-- Given entries --
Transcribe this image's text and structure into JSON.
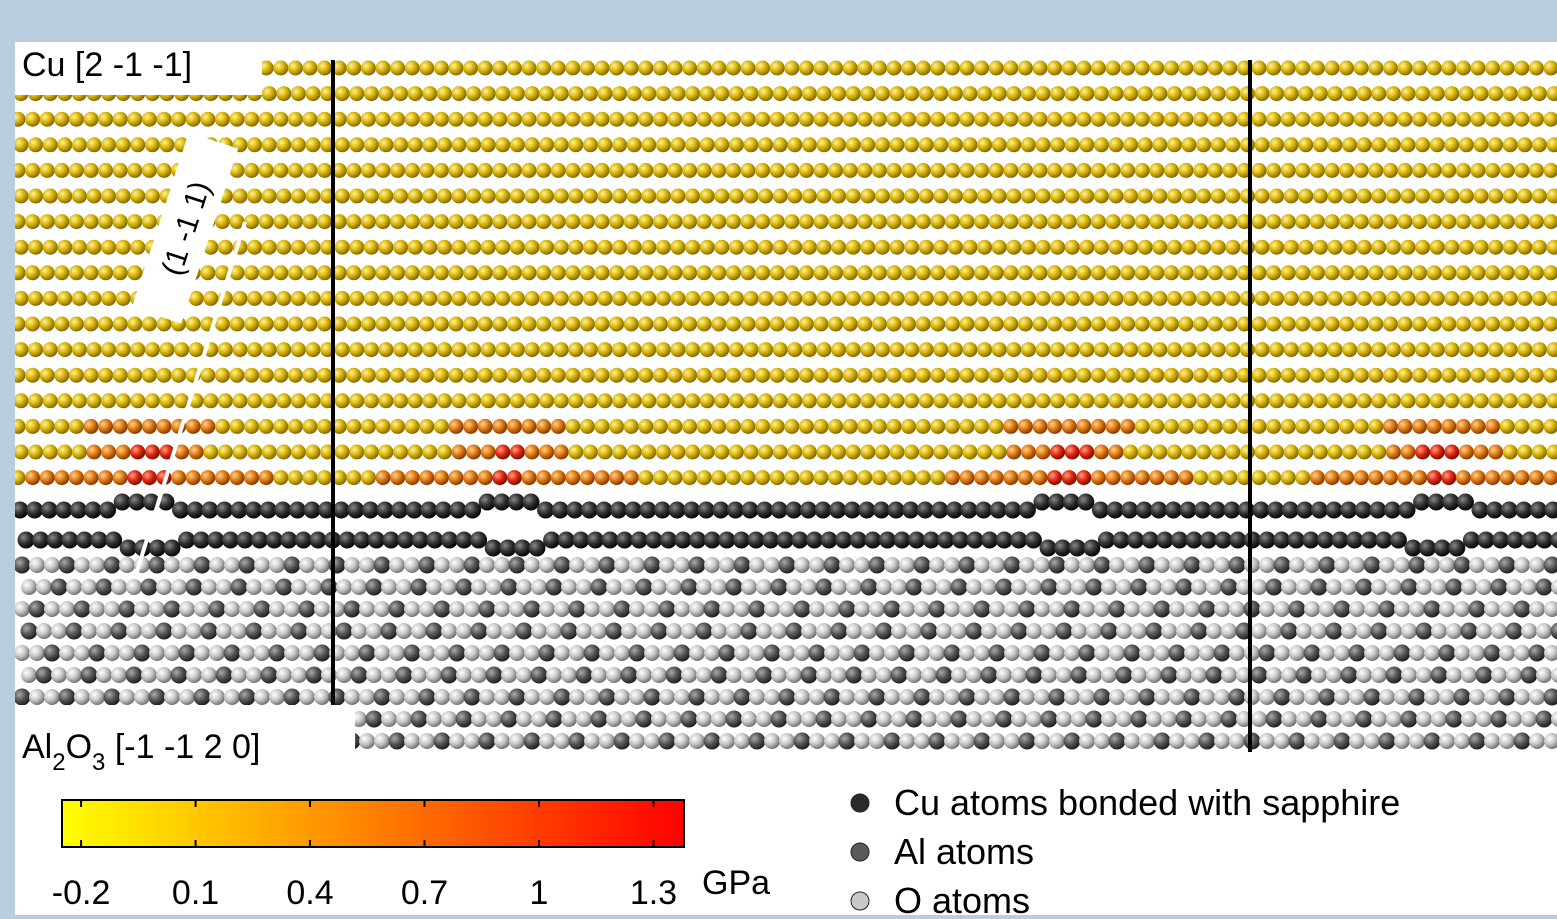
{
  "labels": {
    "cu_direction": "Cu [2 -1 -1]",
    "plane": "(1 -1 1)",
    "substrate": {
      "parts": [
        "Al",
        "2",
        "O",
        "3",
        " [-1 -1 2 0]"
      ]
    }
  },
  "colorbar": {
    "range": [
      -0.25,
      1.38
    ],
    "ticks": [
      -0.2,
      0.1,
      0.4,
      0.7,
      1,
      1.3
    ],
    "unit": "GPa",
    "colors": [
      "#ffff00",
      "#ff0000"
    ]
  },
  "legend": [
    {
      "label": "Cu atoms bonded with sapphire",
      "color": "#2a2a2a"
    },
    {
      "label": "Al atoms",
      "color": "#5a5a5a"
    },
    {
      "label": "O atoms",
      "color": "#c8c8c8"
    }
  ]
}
...
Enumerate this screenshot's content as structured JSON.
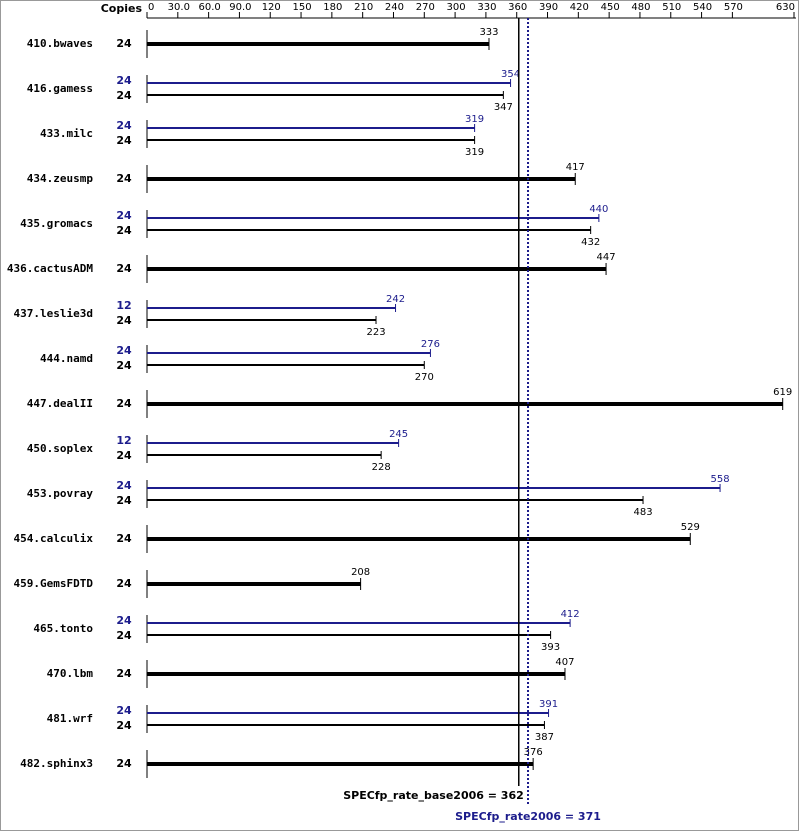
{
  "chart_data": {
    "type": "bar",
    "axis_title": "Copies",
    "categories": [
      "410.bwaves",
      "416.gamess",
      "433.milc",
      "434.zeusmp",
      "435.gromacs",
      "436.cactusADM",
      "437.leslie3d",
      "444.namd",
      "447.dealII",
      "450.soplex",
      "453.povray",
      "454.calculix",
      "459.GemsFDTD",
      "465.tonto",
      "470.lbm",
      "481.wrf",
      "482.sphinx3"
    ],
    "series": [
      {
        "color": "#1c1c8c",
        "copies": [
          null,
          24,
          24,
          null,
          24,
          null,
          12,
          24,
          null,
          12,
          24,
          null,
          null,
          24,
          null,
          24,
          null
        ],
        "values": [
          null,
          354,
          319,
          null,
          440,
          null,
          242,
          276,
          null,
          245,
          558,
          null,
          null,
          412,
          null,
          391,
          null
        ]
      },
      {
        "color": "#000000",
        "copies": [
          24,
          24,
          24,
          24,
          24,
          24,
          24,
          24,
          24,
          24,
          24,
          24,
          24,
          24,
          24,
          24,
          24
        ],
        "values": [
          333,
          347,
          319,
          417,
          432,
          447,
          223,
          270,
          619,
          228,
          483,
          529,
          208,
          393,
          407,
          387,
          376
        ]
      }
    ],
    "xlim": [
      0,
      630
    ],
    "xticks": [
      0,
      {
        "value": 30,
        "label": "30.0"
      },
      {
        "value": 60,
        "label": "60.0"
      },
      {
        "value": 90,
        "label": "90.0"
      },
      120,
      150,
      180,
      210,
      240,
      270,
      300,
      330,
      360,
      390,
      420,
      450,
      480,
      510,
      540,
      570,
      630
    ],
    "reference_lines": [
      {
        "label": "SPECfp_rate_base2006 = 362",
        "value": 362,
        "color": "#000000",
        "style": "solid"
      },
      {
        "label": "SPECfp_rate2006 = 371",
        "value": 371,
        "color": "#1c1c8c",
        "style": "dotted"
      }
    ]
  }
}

-- To be done --
Select every line where the word "atoms" occurs.

-- Written response --
      "label": "Cu atoms bonded with sapphire",
      "label": "Al atoms",
      "label": "O atoms",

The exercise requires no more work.